• What the task asks
The records are to be restated in their entirety, word for word.

=== Extracted material ===

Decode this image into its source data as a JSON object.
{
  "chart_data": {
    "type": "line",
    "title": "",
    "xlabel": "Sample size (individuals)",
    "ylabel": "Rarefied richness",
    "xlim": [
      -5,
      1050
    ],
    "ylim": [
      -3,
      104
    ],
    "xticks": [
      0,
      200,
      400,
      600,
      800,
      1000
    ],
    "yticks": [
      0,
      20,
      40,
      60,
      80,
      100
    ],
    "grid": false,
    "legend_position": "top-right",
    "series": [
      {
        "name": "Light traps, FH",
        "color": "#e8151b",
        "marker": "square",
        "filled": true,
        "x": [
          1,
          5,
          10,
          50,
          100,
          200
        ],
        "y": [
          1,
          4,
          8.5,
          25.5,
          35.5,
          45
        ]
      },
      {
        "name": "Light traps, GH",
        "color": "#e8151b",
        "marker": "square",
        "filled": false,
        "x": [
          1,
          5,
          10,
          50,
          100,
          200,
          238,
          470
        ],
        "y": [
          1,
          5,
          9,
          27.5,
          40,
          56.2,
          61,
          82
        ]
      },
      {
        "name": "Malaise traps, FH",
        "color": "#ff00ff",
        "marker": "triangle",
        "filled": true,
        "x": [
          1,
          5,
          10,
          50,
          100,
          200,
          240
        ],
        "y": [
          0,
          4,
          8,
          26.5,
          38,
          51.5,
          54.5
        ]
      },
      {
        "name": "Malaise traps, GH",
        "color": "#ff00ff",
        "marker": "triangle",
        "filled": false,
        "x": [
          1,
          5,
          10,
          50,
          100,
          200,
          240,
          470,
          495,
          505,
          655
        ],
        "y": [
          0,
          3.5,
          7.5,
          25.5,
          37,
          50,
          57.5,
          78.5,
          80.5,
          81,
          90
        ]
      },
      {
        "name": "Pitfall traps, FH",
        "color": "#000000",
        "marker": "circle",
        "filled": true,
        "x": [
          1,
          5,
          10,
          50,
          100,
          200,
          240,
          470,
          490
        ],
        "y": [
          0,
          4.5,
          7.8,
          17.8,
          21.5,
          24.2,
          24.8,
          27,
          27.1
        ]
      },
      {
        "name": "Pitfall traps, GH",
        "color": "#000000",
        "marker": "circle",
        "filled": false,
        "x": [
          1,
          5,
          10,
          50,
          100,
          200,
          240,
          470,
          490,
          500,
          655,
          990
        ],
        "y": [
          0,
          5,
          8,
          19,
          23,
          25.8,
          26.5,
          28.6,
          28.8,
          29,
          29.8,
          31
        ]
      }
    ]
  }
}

===

• Solution to this problem
Decode this image into its source data as a JSON object.
{
  "chart_data": {
    "type": "line",
    "title": "",
    "xlabel": "Sample size (individuals)",
    "ylabel": "Rarefied richness",
    "xlim": [
      -5,
      1050
    ],
    "ylim": [
      -3,
      104
    ],
    "xticks": [
      0,
      200,
      400,
      600,
      800,
      1000
    ],
    "yticks": [
      0,
      20,
      40,
      60,
      80,
      100
    ],
    "grid": false,
    "legend_position": "top-right",
    "series": [
      {
        "name": "Light traps, FH",
        "color": "#e8151b",
        "marker": "square",
        "filled": true,
        "x": [
          1,
          5,
          10,
          50,
          100,
          200
        ],
        "y": [
          1,
          4,
          8.5,
          25.5,
          35.5,
          45
        ]
      },
      {
        "name": "Light traps, GH",
        "color": "#e8151b",
        "marker": "square",
        "filled": false,
        "x": [
          1,
          5,
          10,
          50,
          100,
          200,
          238,
          470
        ],
        "y": [
          1,
          5,
          9,
          27.5,
          40,
          56.2,
          61,
          82
        ]
      },
      {
        "name": "Malaise traps, FH",
        "color": "#ff00ff",
        "marker": "triangle",
        "filled": true,
        "x": [
          1,
          5,
          10,
          50,
          100,
          200,
          240
        ],
        "y": [
          0,
          4,
          8,
          26.5,
          38,
          51.5,
          54.5
        ]
      },
      {
        "name": "Malaise traps, GH",
        "color": "#ff00ff",
        "marker": "triangle",
        "filled": false,
        "x": [
          1,
          5,
          10,
          50,
          100,
          200,
          240,
          470,
          495,
          505,
          655
        ],
        "y": [
          0,
          3.5,
          7.5,
          25.5,
          37,
          50,
          57.5,
          78.5,
          80.5,
          81,
          90
        ]
      },
      {
        "name": "Pitfall traps, FH",
        "color": "#000000",
        "marker": "circle",
        "filled": true,
        "x": [
          1,
          5,
          10,
          50,
          100,
          200,
          240,
          470,
          490
        ],
        "y": [
          0,
          4.5,
          7.8,
          17.8,
          21.5,
          24.2,
          24.8,
          27,
          27.1
        ]
      },
      {
        "name": "Pitfall traps, GH",
        "color": "#000000",
        "marker": "circle",
        "filled": false,
        "x": [
          1,
          5,
          10,
          50,
          100,
          200,
          240,
          470,
          490,
          500,
          655,
          990
        ],
        "y": [
          0,
          5,
          8,
          19,
          23,
          25.8,
          26.5,
          28.6,
          28.8,
          29,
          29.8,
          31
        ]
      }
    ]
  }
}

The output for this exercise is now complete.